# The data

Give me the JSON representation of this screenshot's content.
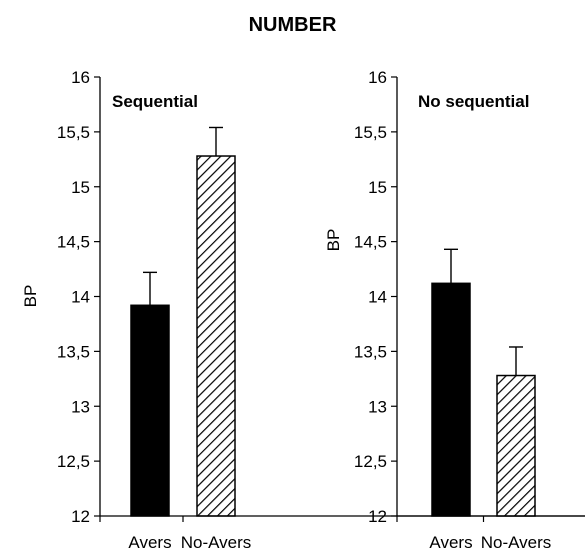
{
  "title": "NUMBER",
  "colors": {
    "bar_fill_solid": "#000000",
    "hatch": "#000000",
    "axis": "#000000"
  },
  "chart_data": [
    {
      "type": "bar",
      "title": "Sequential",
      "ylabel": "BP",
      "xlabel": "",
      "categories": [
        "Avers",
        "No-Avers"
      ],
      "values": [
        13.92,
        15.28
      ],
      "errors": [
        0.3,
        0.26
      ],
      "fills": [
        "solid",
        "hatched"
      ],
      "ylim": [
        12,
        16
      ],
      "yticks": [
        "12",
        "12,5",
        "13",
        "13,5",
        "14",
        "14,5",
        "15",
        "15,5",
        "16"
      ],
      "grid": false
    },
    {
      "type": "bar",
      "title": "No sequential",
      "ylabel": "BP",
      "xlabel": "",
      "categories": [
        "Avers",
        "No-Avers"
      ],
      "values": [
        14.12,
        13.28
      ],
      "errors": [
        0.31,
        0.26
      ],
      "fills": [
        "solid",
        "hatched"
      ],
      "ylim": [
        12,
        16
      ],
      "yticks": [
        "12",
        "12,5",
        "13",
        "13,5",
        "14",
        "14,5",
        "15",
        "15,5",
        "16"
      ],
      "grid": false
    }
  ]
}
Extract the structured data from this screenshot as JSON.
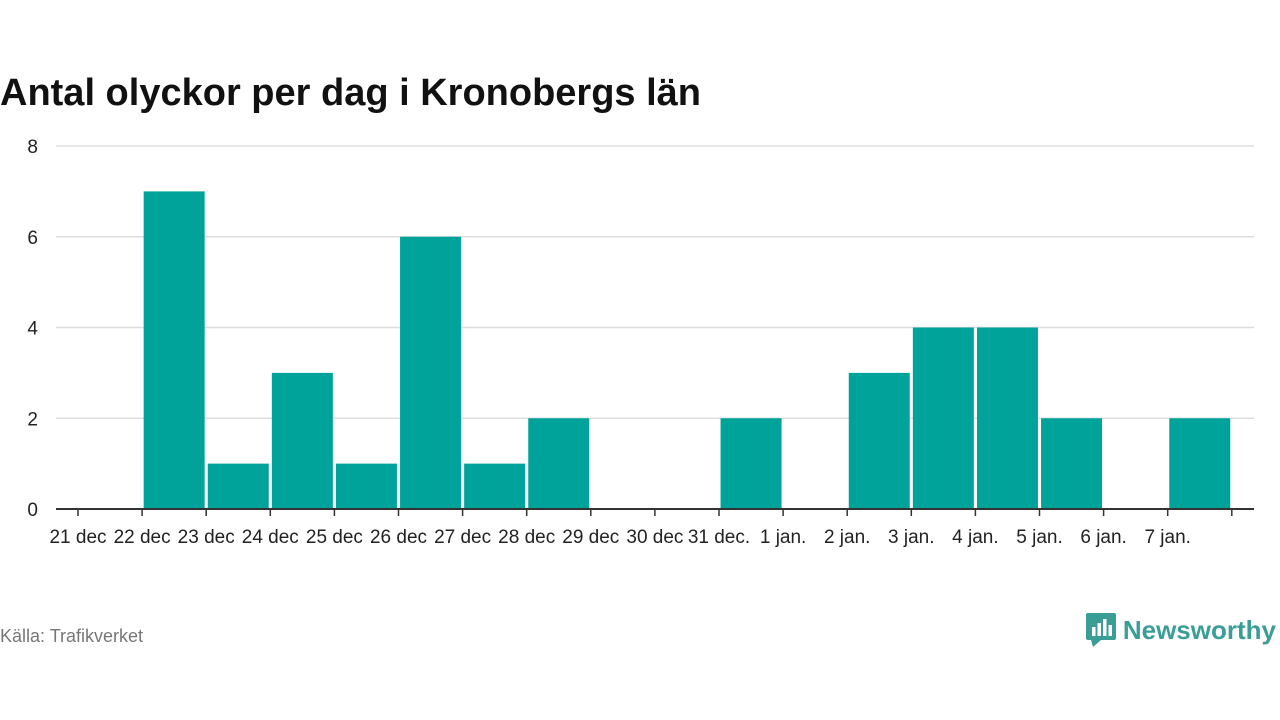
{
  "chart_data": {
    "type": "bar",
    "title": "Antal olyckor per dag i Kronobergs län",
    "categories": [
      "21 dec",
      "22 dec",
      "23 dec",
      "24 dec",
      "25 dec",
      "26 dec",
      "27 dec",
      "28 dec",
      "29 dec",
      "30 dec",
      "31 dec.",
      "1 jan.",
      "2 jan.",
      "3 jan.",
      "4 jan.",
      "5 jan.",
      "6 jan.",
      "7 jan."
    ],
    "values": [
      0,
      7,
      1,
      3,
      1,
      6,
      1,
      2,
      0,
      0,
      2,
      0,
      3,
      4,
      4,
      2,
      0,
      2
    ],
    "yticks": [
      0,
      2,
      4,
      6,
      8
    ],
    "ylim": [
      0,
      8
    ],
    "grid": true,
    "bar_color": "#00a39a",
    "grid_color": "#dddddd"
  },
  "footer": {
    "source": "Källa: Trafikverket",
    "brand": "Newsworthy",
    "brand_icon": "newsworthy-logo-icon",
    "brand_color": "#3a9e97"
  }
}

# Brief
Extract word for word every line from the line that contains "Extract the structured" to the final line of the data, both included, and nothing else; skip the pictures.

# Response for this exercise
Extract the structured data from this screenshot as JSON.
{
  "chart_data": {
    "type": "bar",
    "title": "Antal olyckor per dag i Kronobergs län",
    "categories": [
      "21 dec",
      "22 dec",
      "23 dec",
      "24 dec",
      "25 dec",
      "26 dec",
      "27 dec",
      "28 dec",
      "29 dec",
      "30 dec",
      "31 dec.",
      "1 jan.",
      "2 jan.",
      "3 jan.",
      "4 jan.",
      "5 jan.",
      "6 jan.",
      "7 jan."
    ],
    "values": [
      0,
      7,
      1,
      3,
      1,
      6,
      1,
      2,
      0,
      0,
      2,
      0,
      3,
      4,
      4,
      2,
      0,
      2
    ],
    "yticks": [
      0,
      2,
      4,
      6,
      8
    ],
    "ylim": [
      0,
      8
    ],
    "grid": true,
    "bar_color": "#00a39a",
    "grid_color": "#dddddd"
  },
  "footer": {
    "source": "Källa: Trafikverket",
    "brand": "Newsworthy",
    "brand_icon": "newsworthy-logo-icon",
    "brand_color": "#3a9e97"
  }
}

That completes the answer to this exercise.